**PROBLEM TO SOLVE**.
Pick out each line below containing "завтрак".

Collection entries
▽

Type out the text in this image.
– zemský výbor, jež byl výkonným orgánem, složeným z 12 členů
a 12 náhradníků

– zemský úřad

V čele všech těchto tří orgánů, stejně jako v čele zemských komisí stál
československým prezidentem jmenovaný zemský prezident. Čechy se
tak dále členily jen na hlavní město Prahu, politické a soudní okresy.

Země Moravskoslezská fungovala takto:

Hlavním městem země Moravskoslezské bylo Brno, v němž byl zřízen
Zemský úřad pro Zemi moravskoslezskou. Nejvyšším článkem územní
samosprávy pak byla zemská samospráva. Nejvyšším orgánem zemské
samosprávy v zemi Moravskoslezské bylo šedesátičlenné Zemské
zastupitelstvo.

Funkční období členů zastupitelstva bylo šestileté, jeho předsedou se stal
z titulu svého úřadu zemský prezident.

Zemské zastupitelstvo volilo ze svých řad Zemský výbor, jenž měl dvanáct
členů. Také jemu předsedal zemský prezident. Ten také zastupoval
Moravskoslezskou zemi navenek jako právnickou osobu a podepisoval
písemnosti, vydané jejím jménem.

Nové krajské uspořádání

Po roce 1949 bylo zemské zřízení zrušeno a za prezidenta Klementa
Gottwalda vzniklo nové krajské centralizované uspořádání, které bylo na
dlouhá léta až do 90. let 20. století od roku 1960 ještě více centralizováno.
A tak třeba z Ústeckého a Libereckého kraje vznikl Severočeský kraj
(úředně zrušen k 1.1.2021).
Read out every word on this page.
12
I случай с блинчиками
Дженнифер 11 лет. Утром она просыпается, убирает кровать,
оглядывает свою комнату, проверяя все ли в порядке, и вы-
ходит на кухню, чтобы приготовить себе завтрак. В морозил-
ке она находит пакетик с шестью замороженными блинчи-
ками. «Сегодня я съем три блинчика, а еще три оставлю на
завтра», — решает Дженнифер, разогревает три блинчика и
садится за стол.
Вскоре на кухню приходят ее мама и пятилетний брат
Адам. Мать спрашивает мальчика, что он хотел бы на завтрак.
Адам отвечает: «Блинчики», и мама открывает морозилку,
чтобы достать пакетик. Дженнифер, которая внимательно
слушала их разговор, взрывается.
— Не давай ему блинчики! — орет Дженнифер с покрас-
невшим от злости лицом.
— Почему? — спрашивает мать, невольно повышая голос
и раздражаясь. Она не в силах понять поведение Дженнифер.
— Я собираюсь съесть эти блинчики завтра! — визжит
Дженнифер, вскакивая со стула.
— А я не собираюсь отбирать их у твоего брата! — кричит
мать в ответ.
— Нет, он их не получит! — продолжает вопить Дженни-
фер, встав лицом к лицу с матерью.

△

**RESULT**.
ходит на кухню, чтобы приготовить себе завтрак. В морозил-
Адам. Мать спрашивает мальчика, что он хотел бы на завтрак.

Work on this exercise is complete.